What you should do: Each line of the material below that holds the word "отчетности" needs to be copied.

Material for this task:
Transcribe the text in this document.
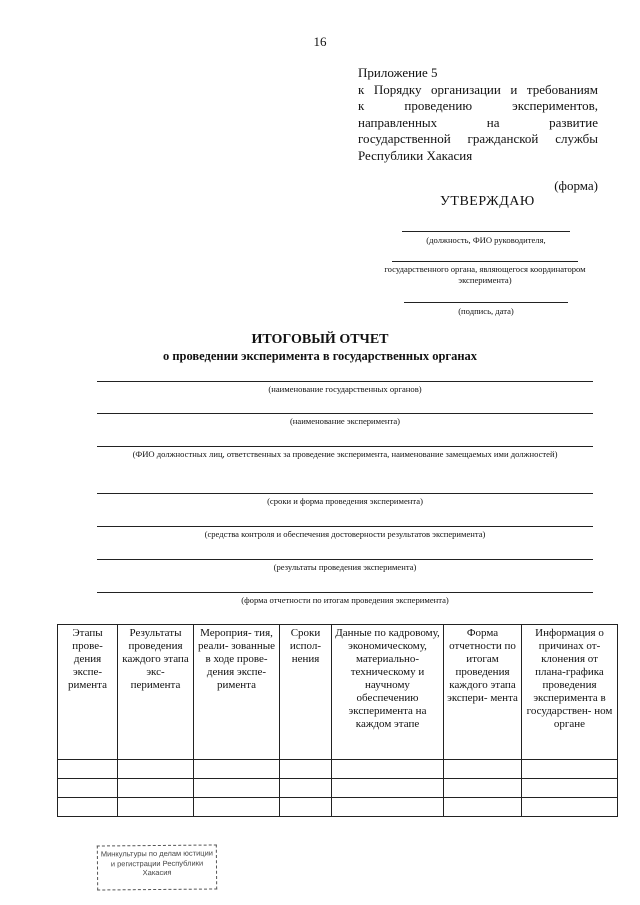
16
Приложение 5
к Порядку организации и требованиям
к проведению экспериментов,
направленных на развитие
государственной гражданской службы
Республики Хакасия
(форма)
УТВЕРЖДАЮ
(должность, ФИО руководителя,
государственного органа, являющегося координатором эксперимента)
(подпись, дата)
ИТОГОВЫЙ ОТЧЕТ
о проведении эксперимента в государственных органах
(наименование государственных органов)
(наименование эксперимента)
(ФИО должностных лиц, ответственных за проведение эксперимента, наименование замещаемых ими должностей)
(сроки и форма проведения эксперимента)
(средства контроля и обеспечения достоверности результатов эксперимента)
(результаты проведения эксперимента)
(форма отчетности по итогам проведения эксперимента)
Этапы прове- дения экспе- римента	Результаты проведения каждого этапа экс- перимента	Мероприя- тия, реали- зованные в ходе прове- дения экспе- римента	Сроки испол- нения	Данные по кадровому, экономическому, материально- техническому и научному обеспечению эксперимента на каждом этапе	Форма отчетности по итогам проведения каждого этапа экспери- мента	Информация о причинах от- клонения от плана-графика проведения эксперимента в государствен- ном органе

Минкультуры по делам юстиции и регистрации Республики Хакасия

In response:
(форма отчетности по итогам проведения эксперимента)
Этапы прове- дения экспе- римента	Результаты проведения каждого этапа экс- перимента	Мероприя- тия, реали- зованные в ходе прове- дения экспе- римента	Сроки испол- нения	Данные по кадровому, экономическому, материально- техническому и научному обеспечению эксперимента на каждом этапе	Форма отчетности по итогам проведения каждого этапа экспери- мента	Информация о причинах от- клонения от плана-графика проведения эксперимента в государствен- ном органе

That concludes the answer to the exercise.